Data records:
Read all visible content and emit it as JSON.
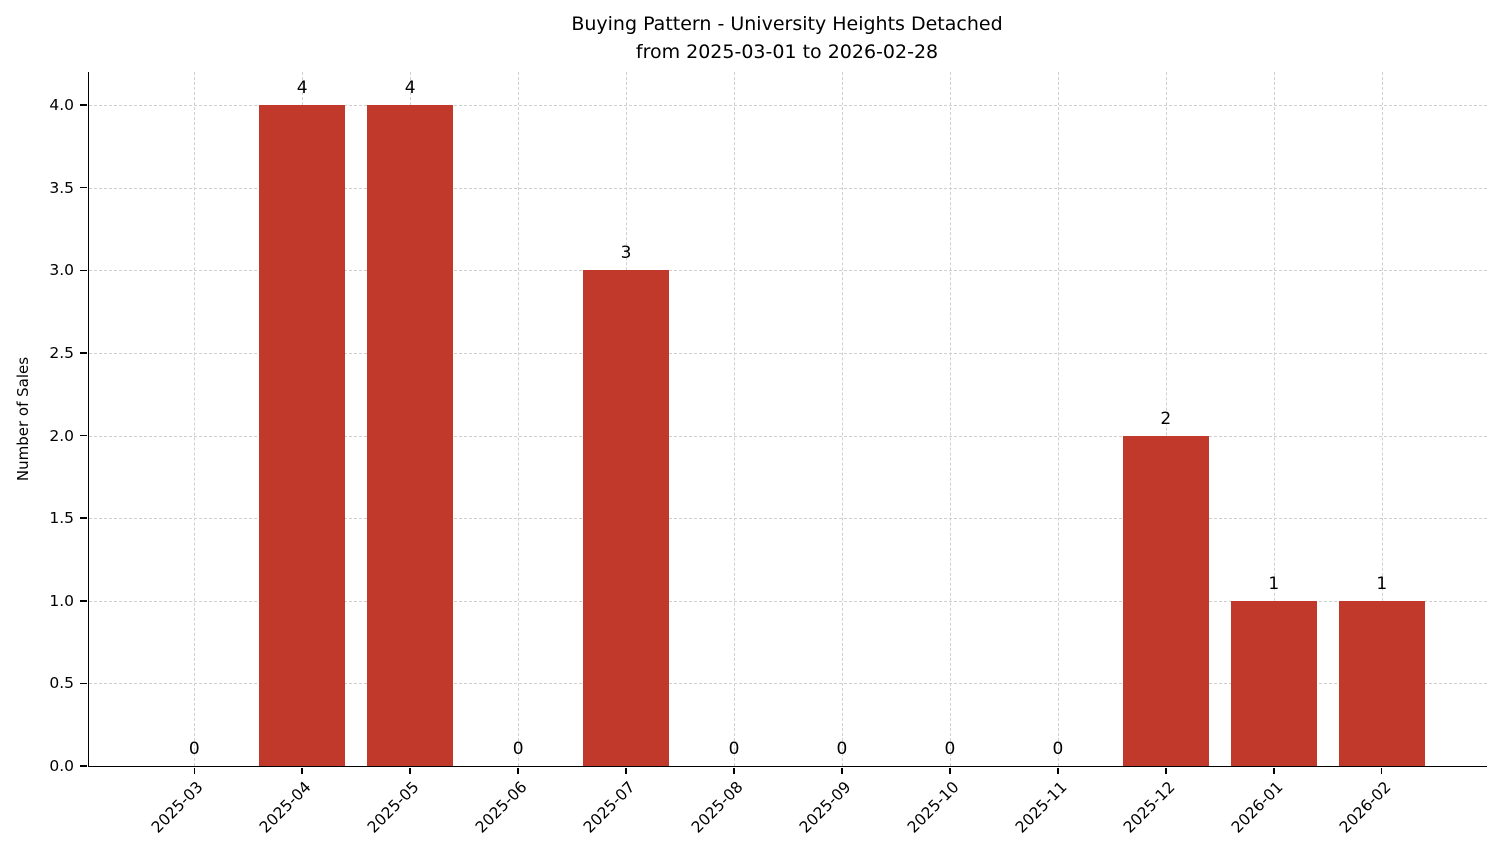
{
  "figure": {
    "title": "Buying Pattern - University Heights Detached",
    "subtitle": "from 2025-03-01 to 2026-02-28",
    "ylabel": "Number of Sales"
  },
  "chart_data": {
    "type": "bar",
    "title": "Buying Pattern - University Heights Detached",
    "subtitle": "from 2025-03-01 to 2026-02-28",
    "categories": [
      "2025-03",
      "2025-04",
      "2025-05",
      "2025-06",
      "2025-07",
      "2025-08",
      "2025-09",
      "2025-10",
      "2025-11",
      "2025-12",
      "2026-01",
      "2026-02"
    ],
    "values": [
      0,
      4,
      4,
      0,
      3,
      0,
      0,
      0,
      0,
      2,
      1,
      1
    ],
    "xlabel": "",
    "ylabel": "Number of Sales",
    "ylim": [
      0,
      4.2
    ],
    "ytick_step": 0.5,
    "yticks": [
      "0.0",
      "0.5",
      "1.0",
      "1.5",
      "2.0",
      "2.5",
      "3.0",
      "3.5",
      "4.0"
    ],
    "bar_color": "#c0392b",
    "grid": true,
    "grid_style": "dashed",
    "grid_color": "#d0d0d0",
    "value_labels": true,
    "legend": "none",
    "x_tick_rotation_deg": 45
  }
}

_INSTRUCTION_.
Omit all pictures while transcribing the entries verbatim.

_WRITTEN SOLUTION_.
Read all visible content and emit it as JSON.
{
  "figure": {
    "title": "Buying Pattern - University Heights Detached",
    "subtitle": "from 2025-03-01 to 2026-02-28",
    "ylabel": "Number of Sales"
  },
  "chart_data": {
    "type": "bar",
    "title": "Buying Pattern - University Heights Detached",
    "subtitle": "from 2025-03-01 to 2026-02-28",
    "categories": [
      "2025-03",
      "2025-04",
      "2025-05",
      "2025-06",
      "2025-07",
      "2025-08",
      "2025-09",
      "2025-10",
      "2025-11",
      "2025-12",
      "2026-01",
      "2026-02"
    ],
    "values": [
      0,
      4,
      4,
      0,
      3,
      0,
      0,
      0,
      0,
      2,
      1,
      1
    ],
    "xlabel": "",
    "ylabel": "Number of Sales",
    "ylim": [
      0,
      4.2
    ],
    "ytick_step": 0.5,
    "yticks": [
      "0.0",
      "0.5",
      "1.0",
      "1.5",
      "2.0",
      "2.5",
      "3.0",
      "3.5",
      "4.0"
    ],
    "bar_color": "#c0392b",
    "grid": true,
    "grid_style": "dashed",
    "grid_color": "#d0d0d0",
    "value_labels": true,
    "legend": "none",
    "x_tick_rotation_deg": 45
  }
}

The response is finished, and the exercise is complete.